* GOAL
Identify the lines that contain the string "modi" and copy all of them.

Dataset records
_ _ _

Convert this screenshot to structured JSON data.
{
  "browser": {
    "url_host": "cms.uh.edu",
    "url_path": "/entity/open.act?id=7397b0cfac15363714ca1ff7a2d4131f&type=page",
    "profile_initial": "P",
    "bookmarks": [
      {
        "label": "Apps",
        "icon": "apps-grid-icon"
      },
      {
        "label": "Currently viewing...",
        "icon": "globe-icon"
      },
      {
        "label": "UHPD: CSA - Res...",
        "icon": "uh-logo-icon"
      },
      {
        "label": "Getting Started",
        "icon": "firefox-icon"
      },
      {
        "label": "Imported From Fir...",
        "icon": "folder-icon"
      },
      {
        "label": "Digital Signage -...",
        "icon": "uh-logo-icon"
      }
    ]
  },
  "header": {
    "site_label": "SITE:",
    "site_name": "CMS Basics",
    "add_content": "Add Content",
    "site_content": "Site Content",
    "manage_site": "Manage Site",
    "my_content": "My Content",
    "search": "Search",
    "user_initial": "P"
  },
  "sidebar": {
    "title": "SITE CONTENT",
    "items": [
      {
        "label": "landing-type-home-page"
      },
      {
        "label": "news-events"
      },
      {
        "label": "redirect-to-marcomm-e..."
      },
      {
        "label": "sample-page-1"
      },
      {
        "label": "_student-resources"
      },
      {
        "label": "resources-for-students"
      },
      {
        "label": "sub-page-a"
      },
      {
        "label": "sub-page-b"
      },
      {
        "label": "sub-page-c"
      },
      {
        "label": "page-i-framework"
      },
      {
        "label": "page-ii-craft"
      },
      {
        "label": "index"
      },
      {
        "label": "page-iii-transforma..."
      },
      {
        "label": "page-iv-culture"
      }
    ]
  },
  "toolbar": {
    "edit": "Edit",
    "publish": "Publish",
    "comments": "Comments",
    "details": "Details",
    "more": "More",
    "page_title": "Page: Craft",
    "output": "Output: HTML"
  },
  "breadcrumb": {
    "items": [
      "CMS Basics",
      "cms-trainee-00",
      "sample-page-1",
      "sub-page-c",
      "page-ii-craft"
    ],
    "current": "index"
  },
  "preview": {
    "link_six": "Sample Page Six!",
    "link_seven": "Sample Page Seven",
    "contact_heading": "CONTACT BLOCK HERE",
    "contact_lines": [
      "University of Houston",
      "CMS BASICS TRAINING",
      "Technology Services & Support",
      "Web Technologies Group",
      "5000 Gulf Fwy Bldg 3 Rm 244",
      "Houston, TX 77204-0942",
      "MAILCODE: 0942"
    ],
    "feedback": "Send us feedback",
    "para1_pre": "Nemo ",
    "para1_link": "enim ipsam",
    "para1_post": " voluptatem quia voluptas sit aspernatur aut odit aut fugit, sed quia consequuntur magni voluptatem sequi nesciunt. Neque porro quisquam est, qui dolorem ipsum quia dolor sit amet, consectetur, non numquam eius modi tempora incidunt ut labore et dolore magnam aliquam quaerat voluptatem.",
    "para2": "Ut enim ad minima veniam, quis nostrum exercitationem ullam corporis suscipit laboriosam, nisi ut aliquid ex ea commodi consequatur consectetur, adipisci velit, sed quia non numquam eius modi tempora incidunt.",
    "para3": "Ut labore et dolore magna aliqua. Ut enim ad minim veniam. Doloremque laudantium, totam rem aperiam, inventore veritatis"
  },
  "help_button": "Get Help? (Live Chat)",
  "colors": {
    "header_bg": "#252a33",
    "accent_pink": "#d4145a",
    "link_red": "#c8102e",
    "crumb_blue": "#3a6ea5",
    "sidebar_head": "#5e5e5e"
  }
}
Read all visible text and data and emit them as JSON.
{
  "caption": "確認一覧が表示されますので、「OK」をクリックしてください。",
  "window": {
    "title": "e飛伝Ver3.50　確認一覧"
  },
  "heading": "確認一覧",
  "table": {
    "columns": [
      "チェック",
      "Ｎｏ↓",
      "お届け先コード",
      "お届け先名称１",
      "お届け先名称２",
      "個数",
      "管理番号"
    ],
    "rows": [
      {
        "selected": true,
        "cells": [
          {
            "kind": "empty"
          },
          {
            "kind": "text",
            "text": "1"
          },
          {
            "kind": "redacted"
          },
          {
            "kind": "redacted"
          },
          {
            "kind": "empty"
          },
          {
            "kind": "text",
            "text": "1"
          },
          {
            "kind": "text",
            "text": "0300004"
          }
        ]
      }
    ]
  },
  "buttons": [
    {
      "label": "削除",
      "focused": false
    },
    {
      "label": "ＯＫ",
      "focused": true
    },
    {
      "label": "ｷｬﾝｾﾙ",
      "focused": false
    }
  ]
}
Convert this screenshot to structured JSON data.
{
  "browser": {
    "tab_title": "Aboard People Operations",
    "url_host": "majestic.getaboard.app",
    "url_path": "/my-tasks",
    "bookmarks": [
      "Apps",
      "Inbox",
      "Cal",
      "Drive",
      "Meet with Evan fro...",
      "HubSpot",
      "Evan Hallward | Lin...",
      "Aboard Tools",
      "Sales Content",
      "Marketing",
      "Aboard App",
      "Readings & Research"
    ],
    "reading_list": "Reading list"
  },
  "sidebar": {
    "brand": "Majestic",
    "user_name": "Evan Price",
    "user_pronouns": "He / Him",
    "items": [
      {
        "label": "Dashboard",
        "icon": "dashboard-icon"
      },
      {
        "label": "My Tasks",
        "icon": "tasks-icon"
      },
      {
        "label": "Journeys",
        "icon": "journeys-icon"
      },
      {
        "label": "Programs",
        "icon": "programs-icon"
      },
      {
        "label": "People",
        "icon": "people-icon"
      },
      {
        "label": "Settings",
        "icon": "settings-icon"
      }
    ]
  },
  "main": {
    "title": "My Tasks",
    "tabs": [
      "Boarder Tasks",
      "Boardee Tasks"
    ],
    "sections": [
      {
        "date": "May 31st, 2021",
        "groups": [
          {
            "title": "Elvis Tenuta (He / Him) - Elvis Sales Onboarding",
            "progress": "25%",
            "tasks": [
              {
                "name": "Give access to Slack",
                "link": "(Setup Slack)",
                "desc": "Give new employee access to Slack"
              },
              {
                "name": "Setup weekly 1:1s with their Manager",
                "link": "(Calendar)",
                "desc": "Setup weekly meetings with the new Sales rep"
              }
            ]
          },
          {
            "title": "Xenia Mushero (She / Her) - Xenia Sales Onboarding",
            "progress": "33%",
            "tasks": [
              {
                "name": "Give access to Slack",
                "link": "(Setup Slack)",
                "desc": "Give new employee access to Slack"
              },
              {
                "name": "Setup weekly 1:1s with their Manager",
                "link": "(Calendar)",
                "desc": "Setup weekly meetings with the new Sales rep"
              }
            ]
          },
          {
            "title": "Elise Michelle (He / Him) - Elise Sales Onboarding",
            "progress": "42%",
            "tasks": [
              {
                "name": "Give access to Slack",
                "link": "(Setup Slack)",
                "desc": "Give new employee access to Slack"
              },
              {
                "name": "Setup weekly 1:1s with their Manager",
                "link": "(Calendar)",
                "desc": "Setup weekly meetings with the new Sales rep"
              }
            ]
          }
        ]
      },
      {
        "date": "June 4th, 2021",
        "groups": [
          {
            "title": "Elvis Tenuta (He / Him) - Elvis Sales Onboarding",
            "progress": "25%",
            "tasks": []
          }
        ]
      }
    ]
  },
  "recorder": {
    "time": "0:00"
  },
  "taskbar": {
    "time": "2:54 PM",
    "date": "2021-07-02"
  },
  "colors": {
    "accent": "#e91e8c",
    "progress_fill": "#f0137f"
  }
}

_ _ _

* SOLUTION TO THE PROBLEM
    "para1_post": " voluptatem quia voluptas sit aspernatur aut odit aut fugit, sed quia consequuntur magni voluptatem sequi nesciunt. Neque porro quisquam est, qui dolorem ipsum quia dolor sit amet, consectetur, non numquam eius modi tempora incidunt ut labore et dolore magnam aliquam quaerat voluptatem.",
    "para2": "Ut enim ad minima veniam, quis nostrum exercitationem ullam corporis suscipit laboriosam, nisi ut aliquid ex ea commodi consequatur consectetur, adipisci velit, sed quia non numquam eius modi tempora incidunt.",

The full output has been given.